#### Instructions to follow:
Reproduce the complete listing without any deviation.

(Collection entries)
>>>>

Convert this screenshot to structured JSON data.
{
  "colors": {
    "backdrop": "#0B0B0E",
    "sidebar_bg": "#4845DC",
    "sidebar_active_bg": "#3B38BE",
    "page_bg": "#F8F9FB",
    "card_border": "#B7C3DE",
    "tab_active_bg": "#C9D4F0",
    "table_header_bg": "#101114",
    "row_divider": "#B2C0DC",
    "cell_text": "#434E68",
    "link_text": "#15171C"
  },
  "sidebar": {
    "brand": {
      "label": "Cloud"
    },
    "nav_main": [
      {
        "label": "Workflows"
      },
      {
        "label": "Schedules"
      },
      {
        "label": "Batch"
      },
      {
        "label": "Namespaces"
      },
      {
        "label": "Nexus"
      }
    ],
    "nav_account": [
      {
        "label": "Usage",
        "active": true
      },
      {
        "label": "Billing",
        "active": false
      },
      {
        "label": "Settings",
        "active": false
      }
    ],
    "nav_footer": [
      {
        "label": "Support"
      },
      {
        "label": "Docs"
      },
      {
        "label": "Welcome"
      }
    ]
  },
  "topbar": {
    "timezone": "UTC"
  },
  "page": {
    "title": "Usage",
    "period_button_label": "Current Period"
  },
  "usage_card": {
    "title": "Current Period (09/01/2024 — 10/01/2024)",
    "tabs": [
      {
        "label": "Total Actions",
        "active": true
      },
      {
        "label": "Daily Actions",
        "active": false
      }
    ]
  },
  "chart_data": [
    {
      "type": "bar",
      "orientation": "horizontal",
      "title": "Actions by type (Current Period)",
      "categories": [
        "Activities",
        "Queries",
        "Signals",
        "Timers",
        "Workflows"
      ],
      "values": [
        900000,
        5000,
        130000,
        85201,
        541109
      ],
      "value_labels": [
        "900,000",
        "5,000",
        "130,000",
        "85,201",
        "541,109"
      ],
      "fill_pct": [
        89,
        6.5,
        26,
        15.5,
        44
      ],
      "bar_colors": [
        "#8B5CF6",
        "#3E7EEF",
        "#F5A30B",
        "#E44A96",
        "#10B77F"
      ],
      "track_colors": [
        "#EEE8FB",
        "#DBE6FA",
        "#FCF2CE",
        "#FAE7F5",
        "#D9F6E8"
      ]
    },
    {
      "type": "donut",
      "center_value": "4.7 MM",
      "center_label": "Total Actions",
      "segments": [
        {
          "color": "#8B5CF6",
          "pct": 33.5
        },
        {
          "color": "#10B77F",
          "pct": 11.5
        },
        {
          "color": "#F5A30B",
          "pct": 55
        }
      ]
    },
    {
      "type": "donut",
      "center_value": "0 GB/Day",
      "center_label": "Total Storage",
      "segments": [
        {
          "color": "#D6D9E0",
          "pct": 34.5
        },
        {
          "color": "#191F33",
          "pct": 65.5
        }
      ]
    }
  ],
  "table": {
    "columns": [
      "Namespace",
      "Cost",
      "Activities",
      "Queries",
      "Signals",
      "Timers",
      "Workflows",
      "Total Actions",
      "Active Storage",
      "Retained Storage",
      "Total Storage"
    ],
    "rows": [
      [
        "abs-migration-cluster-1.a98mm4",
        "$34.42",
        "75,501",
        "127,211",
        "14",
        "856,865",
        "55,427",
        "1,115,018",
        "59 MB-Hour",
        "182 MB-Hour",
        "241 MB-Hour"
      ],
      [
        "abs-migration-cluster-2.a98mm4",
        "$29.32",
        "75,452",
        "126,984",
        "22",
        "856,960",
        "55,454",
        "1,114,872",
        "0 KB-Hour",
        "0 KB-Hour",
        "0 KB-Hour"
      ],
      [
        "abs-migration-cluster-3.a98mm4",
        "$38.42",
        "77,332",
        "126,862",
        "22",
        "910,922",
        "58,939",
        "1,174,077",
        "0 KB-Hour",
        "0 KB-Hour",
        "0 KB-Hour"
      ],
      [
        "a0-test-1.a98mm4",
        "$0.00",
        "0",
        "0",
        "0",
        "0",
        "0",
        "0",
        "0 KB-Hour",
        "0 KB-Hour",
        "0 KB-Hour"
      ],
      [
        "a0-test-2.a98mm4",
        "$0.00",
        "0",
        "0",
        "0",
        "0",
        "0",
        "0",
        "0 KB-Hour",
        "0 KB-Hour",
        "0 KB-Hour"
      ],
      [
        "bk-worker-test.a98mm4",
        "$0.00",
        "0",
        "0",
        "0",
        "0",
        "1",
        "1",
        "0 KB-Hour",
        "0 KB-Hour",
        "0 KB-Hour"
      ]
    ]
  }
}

<<<<

#### Result below:
Convert this screenshot to structured JSON data.
{
  "colors": {
    "backdrop": "#0B0B0E",
    "sidebar_bg": "#4845DC",
    "sidebar_active_bg": "#3B38BE",
    "page_bg": "#F8F9FB",
    "card_border": "#B7C3DE",
    "tab_active_bg": "#C9D4F0",
    "table_header_bg": "#101114",
    "row_divider": "#B2C0DC",
    "cell_text": "#434E68",
    "link_text": "#15171C"
  },
  "sidebar": {
    "brand": {
      "label": "Cloud"
    },
    "nav_main": [
      {
        "label": "Workflows"
      },
      {
        "label": "Schedules"
      },
      {
        "label": "Batch"
      },
      {
        "label": "Namespaces"
      },
      {
        "label": "Nexus"
      }
    ],
    "nav_account": [
      {
        "label": "Usage",
        "active": true
      },
      {
        "label": "Billing",
        "active": false
      },
      {
        "label": "Settings",
        "active": false
      }
    ],
    "nav_footer": [
      {
        "label": "Support"
      },
      {
        "label": "Docs"
      },
      {
        "label": "Welcome"
      }
    ]
  },
  "topbar": {
    "timezone": "UTC"
  },
  "page": {
    "title": "Usage",
    "period_button_label": "Current Period"
  },
  "usage_card": {
    "title": "Current Period (09/01/2024 — 10/01/2024)",
    "tabs": [
      {
        "label": "Total Actions",
        "active": true
      },
      {
        "label": "Daily Actions",
        "active": false
      }
    ]
  },
  "chart_data": [
    {
      "type": "bar",
      "orientation": "horizontal",
      "title": "Actions by type (Current Period)",
      "categories": [
        "Activities",
        "Queries",
        "Signals",
        "Timers",
        "Workflows"
      ],
      "values": [
        900000,
        5000,
        130000,
        85201,
        541109
      ],
      "value_labels": [
        "900,000",
        "5,000",
        "130,000",
        "85,201",
        "541,109"
      ],
      "fill_pct": [
        89,
        6.5,
        26,
        15.5,
        44
      ],
      "bar_colors": [
        "#8B5CF6",
        "#3E7EEF",
        "#F5A30B",
        "#E44A96",
        "#10B77F"
      ],
      "track_colors": [
        "#EEE8FB",
        "#DBE6FA",
        "#FCF2CE",
        "#FAE7F5",
        "#D9F6E8"
      ]
    },
    {
      "type": "donut",
      "center_value": "4.7 MM",
      "center_label": "Total Actions",
      "segments": [
        {
          "color": "#8B5CF6",
          "pct": 33.5
        },
        {
          "color": "#10B77F",
          "pct": 11.5
        },
        {
          "color": "#F5A30B",
          "pct": 55
        }
      ]
    },
    {
      "type": "donut",
      "center_value": "0 GB/Day",
      "center_label": "Total Storage",
      "segments": [
        {
          "color": "#D6D9E0",
          "pct": 34.5
        },
        {
          "color": "#191F33",
          "pct": 65.5
        }
      ]
    }
  ],
  "table": {
    "columns": [
      "Namespace",
      "Cost",
      "Activities",
      "Queries",
      "Signals",
      "Timers",
      "Workflows",
      "Total Actions",
      "Active Storage",
      "Retained Storage",
      "Total Storage"
    ],
    "rows": [
      [
        "abs-migration-cluster-1.a98mm4",
        "$34.42",
        "75,501",
        "127,211",
        "14",
        "856,865",
        "55,427",
        "1,115,018",
        "59 MB-Hour",
        "182 MB-Hour",
        "241 MB-Hour"
      ],
      [
        "abs-migration-cluster-2.a98mm4",
        "$29.32",
        "75,452",
        "126,984",
        "22",
        "856,960",
        "55,454",
        "1,114,872",
        "0 KB-Hour",
        "0 KB-Hour",
        "0 KB-Hour"
      ],
      [
        "abs-migration-cluster-3.a98mm4",
        "$38.42",
        "77,332",
        "126,862",
        "22",
        "910,922",
        "58,939",
        "1,174,077",
        "0 KB-Hour",
        "0 KB-Hour",
        "0 KB-Hour"
      ],
      [
        "a0-test-1.a98mm4",
        "$0.00",
        "0",
        "0",
        "0",
        "0",
        "0",
        "0",
        "0 KB-Hour",
        "0 KB-Hour",
        "0 KB-Hour"
      ],
      [
        "a0-test-2.a98mm4",
        "$0.00",
        "0",
        "0",
        "0",
        "0",
        "0",
        "0",
        "0 KB-Hour",
        "0 KB-Hour",
        "0 KB-Hour"
      ],
      [
        "bk-worker-test.a98mm4",
        "$0.00",
        "0",
        "0",
        "0",
        "0",
        "1",
        "1",
        "0 KB-Hour",
        "0 KB-Hour",
        "0 KB-Hour"
      ]
    ]
  }
}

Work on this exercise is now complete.